Stored data entries

***

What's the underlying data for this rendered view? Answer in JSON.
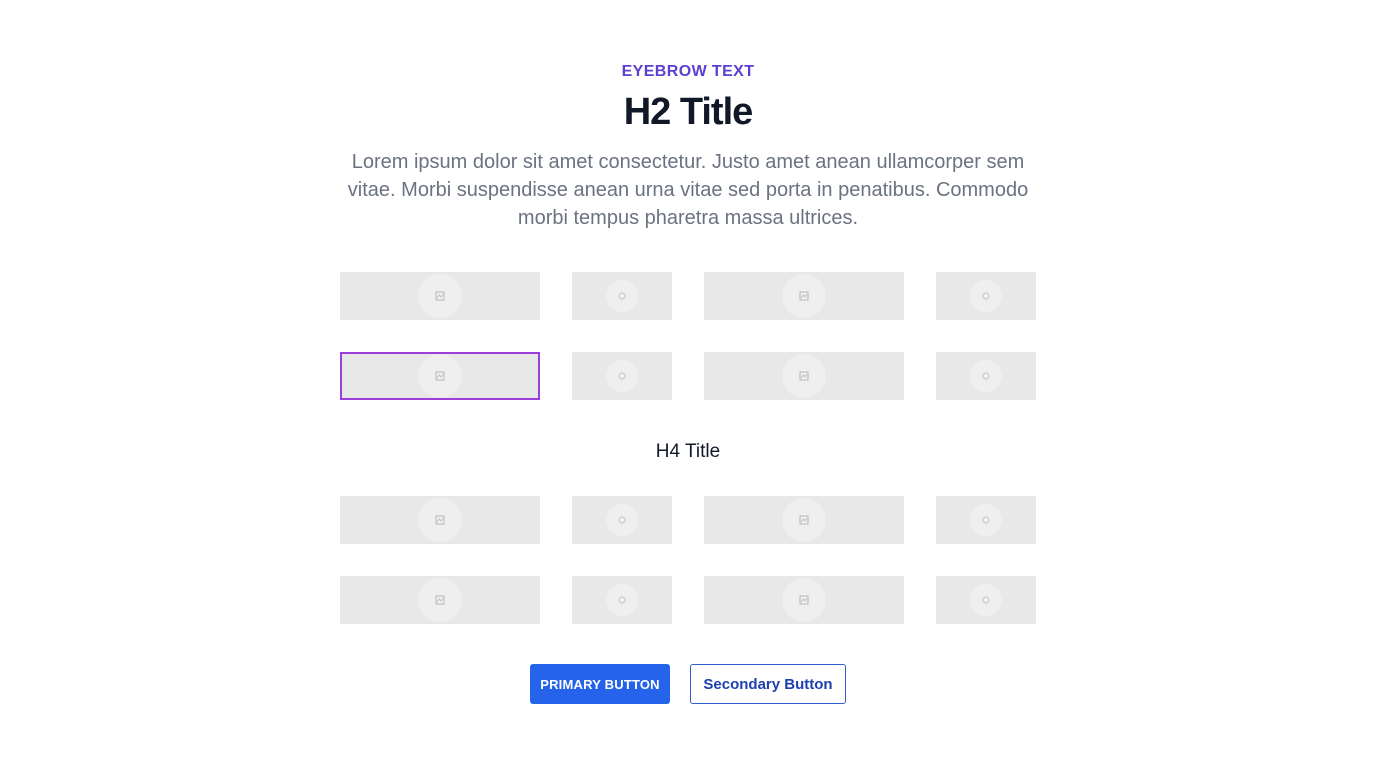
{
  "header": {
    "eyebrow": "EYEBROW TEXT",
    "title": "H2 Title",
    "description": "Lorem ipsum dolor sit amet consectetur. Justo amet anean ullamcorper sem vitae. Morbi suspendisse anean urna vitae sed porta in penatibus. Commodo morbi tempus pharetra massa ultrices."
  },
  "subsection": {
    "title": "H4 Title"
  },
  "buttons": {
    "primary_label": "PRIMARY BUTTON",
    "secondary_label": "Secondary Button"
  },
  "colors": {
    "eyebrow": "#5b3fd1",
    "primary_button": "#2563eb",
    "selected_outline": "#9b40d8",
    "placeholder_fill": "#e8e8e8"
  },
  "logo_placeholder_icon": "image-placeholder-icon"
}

***

To be done - The data above needs to be retyped exactly, with the images left out.

Answer to the task -
What's the underlying data for this rendered view? Answer in JSON.
{
  "header": {
    "eyebrow": "EYEBROW TEXT",
    "title": "H2 Title",
    "description": "Lorem ipsum dolor sit amet consectetur. Justo amet anean ullamcorper sem vitae. Morbi suspendisse anean urna vitae sed porta in penatibus. Commodo morbi tempus pharetra massa ultrices."
  },
  "subsection": {
    "title": "H4 Title"
  },
  "buttons": {
    "primary_label": "PRIMARY BUTTON",
    "secondary_label": "Secondary Button"
  },
  "colors": {
    "eyebrow": "#5b3fd1",
    "primary_button": "#2563eb",
    "selected_outline": "#9b40d8",
    "placeholder_fill": "#e8e8e8"
  },
  "logo_placeholder_icon": "image-placeholder-icon"
}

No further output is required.